DESCRIPTION OF THE TASK: Every line of the records below should be restated exactly.

[Stored data entries]
· · · · ·

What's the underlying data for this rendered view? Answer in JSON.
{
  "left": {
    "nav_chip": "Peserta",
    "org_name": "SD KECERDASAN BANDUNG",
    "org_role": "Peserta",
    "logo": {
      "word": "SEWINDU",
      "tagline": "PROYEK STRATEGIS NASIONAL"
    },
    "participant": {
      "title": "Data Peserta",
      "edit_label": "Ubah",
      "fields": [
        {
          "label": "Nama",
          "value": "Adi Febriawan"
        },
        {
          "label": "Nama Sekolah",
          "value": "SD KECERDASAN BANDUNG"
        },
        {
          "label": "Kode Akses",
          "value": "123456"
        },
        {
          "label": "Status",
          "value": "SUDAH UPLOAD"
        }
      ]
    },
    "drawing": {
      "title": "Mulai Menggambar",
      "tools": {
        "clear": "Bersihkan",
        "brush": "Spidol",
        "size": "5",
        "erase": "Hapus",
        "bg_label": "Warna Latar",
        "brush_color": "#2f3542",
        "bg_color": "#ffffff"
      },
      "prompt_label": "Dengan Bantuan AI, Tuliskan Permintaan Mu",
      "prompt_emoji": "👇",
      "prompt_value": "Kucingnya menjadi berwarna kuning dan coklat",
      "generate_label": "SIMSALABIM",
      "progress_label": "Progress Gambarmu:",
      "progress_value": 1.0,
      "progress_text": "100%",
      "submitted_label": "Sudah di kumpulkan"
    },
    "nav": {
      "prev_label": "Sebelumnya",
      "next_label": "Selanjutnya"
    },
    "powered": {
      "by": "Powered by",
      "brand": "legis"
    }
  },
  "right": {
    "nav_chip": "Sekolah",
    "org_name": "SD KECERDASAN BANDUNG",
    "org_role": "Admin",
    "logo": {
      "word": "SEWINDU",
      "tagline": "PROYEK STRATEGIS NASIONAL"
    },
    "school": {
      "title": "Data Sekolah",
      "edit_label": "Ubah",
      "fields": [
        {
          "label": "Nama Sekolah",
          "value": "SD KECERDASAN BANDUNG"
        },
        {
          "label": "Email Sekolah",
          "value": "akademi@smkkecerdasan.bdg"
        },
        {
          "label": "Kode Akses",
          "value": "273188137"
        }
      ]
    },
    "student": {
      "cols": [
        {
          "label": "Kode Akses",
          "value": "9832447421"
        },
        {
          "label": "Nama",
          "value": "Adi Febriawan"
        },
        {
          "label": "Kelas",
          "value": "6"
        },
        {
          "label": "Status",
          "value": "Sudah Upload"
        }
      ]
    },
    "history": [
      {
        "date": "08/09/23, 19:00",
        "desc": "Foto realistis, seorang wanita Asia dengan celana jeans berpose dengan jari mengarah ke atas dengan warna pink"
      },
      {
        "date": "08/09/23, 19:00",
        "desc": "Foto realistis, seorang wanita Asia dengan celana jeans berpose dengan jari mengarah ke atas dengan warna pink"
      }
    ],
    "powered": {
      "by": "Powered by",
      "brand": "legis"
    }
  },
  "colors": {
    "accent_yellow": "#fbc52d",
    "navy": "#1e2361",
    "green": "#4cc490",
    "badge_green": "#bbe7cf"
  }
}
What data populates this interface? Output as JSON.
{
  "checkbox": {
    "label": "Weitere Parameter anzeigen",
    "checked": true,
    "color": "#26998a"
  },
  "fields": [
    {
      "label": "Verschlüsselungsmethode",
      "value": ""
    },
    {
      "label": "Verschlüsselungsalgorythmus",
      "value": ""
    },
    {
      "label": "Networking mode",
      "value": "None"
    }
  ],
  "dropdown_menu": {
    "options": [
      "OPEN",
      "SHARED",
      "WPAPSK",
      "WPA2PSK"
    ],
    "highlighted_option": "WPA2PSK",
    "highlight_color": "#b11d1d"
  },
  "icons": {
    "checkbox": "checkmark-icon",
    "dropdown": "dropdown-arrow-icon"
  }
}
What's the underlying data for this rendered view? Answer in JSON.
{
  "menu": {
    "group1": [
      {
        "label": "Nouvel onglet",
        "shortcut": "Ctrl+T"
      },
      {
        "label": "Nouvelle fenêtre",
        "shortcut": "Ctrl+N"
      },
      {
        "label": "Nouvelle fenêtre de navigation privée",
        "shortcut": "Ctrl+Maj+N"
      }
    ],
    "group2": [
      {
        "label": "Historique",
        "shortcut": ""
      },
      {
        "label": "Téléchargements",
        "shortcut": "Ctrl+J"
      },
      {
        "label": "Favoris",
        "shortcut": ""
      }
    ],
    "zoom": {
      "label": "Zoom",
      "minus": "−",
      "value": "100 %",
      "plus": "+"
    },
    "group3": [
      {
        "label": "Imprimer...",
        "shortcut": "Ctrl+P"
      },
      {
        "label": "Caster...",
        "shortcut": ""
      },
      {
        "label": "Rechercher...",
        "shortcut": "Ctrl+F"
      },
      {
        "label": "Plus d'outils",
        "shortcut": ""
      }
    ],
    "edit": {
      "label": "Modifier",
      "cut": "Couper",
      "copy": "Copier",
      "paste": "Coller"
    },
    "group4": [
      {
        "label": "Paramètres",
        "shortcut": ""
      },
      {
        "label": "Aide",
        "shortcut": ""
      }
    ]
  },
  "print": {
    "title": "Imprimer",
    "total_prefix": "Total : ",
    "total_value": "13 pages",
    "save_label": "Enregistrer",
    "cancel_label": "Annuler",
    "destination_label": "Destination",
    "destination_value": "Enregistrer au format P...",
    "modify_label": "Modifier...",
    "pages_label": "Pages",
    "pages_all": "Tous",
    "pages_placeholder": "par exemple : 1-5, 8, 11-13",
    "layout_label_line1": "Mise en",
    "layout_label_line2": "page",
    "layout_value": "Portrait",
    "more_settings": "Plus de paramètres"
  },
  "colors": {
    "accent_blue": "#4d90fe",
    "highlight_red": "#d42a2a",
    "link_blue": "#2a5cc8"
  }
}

· · · · ·

COMPLETE OUTPUT:
What's the underlying data for this rendered view? Answer in JSON.
{
  "left": {
    "nav_chip": "Peserta",
    "org_name": "SD KECERDASAN BANDUNG",
    "org_role": "Peserta",
    "logo": {
      "word": "SEWINDU",
      "tagline": "PROYEK STRATEGIS NASIONAL"
    },
    "participant": {
      "title": "Data Peserta",
      "edit_label": "Ubah",
      "fields": [
        {
          "label": "Nama",
          "value": "Adi Febriawan"
        },
        {
          "label": "Nama Sekolah",
          "value": "SD KECERDASAN BANDUNG"
        },
        {
          "label": "Kode Akses",
          "value": "123456"
        },
        {
          "label": "Status",
          "value": "SUDAH UPLOAD"
        }
      ]
    },
    "drawing": {
      "title": "Mulai Menggambar",
      "tools": {
        "clear": "Bersihkan",
        "brush": "Spidol",
        "size": "5",
        "erase": "Hapus",
        "bg_label": "Warna Latar",
        "brush_color": "#2f3542",
        "bg_color": "#ffffff"
      },
      "prompt_label": "Dengan Bantuan AI, Tuliskan Permintaan Mu",
      "prompt_emoji": "👇",
      "prompt_value": "Kucingnya menjadi berwarna kuning dan coklat",
      "generate_label": "SIMSALABIM",
      "progress_label": "Progress Gambarmu:",
      "progress_value": 1.0,
      "progress_text": "100%",
      "submitted_label": "Sudah di kumpulkan"
    },
    "nav": {
      "prev_label": "Sebelumnya",
      "next_label": "Selanjutnya"
    },
    "powered": {
      "by": "Powered by",
      "brand": "legis"
    }
  },
  "right": {
    "nav_chip": "Sekolah",
    "org_name": "SD KECERDASAN BANDUNG",
    "org_role": "Admin",
    "logo": {
      "word": "SEWINDU",
      "tagline": "PROYEK STRATEGIS NASIONAL"
    },
    "school": {
      "title": "Data Sekolah",
      "edit_label": "Ubah",
      "fields": [
        {
          "label": "Nama Sekolah",
          "value": "SD KECERDASAN BANDUNG"
        },
        {
          "label": "Email Sekolah",
          "value": "akademi@smkkecerdasan.bdg"
        },
        {
          "label": "Kode Akses",
          "value": "273188137"
        }
      ]
    },
    "student": {
      "cols": [
        {
          "label": "Kode Akses",
          "value": "9832447421"
        },
        {
          "label": "Nama",
          "value": "Adi Febriawan"
        },
        {
          "label": "Kelas",
          "value": "6"
        },
        {
          "label": "Status",
          "value": "Sudah Upload"
        }
      ]
    },
    "history": [
      {
        "date": "08/09/23, 19:00",
        "desc": "Foto realistis, seorang wanita Asia dengan celana jeans berpose dengan jari mengarah ke atas dengan warna pink"
      },
      {
        "date": "08/09/23, 19:00",
        "desc": "Foto realistis, seorang wanita Asia dengan celana jeans berpose dengan jari mengarah ke atas dengan warna pink"
      }
    ],
    "powered": {
      "by": "Powered by",
      "brand": "legis"
    }
  },
  "colors": {
    "accent_yellow": "#fbc52d",
    "navy": "#1e2361",
    "green": "#4cc490",
    "badge_green": "#bbe7cf"
  }
}
What data populates this interface? Output as JSON.
{
  "checkbox": {
    "label": "Weitere Parameter anzeigen",
    "checked": true,
    "color": "#26998a"
  },
  "fields": [
    {
      "label": "Verschlüsselungsmethode",
      "value": ""
    },
    {
      "label": "Verschlüsselungsalgorythmus",
      "value": ""
    },
    {
      "label": "Networking mode",
      "value": "None"
    }
  ],
  "dropdown_menu": {
    "options": [
      "OPEN",
      "SHARED",
      "WPAPSK",
      "WPA2PSK"
    ],
    "highlighted_option": "WPA2PSK",
    "highlight_color": "#b11d1d"
  },
  "icons": {
    "checkbox": "checkmark-icon",
    "dropdown": "dropdown-arrow-icon"
  }
}
What's the underlying data for this rendered view? Answer in JSON.
{
  "menu": {
    "group1": [
      {
        "label": "Nouvel onglet",
        "shortcut": "Ctrl+T"
      },
      {
        "label": "Nouvelle fenêtre",
        "shortcut": "Ctrl+N"
      },
      {
        "label": "Nouvelle fenêtre de navigation privée",
        "shortcut": "Ctrl+Maj+N"
      }
    ],
    "group2": [
      {
        "label": "Historique",
        "shortcut": ""
      },
      {
        "label": "Téléchargements",
        "shortcut": "Ctrl+J"
      },
      {
        "label": "Favoris",
        "shortcut": ""
      }
    ],
    "zoom": {
      "label": "Zoom",
      "minus": "−",
      "value": "100 %",
      "plus": "+"
    },
    "group3": [
      {
        "label": "Imprimer...",
        "shortcut": "Ctrl+P"
      },
      {
        "label": "Caster...",
        "shortcut": ""
      },
      {
        "label": "Rechercher...",
        "shortcut": "Ctrl+F"
      },
      {
        "label": "Plus d'outils",
        "shortcut": ""
      }
    ],
    "edit": {
      "label": "Modifier",
      "cut": "Couper",
      "copy": "Copier",
      "paste": "Coller"
    },
    "group4": [
      {
        "label": "Paramètres",
        "shortcut": ""
      },
      {
        "label": "Aide",
        "shortcut": ""
      }
    ]
  },
  "print": {
    "title": "Imprimer",
    "total_prefix": "Total : ",
    "total_value": "13 pages",
    "save_label": "Enregistrer",
    "cancel_label": "Annuler",
    "destination_label": "Destination",
    "destination_value": "Enregistrer au format P...",
    "modify_label": "Modifier...",
    "pages_label": "Pages",
    "pages_all": "Tous",
    "pages_placeholder": "par exemple : 1-5, 8, 11-13",
    "layout_label_line1": "Mise en",
    "layout_label_line2": "page",
    "layout_value": "Portrait",
    "more_settings": "Plus de paramètres"
  },
  "colors": {
    "accent_blue": "#4d90fe",
    "highlight_red": "#d42a2a",
    "link_blue": "#2a5cc8"
  }
}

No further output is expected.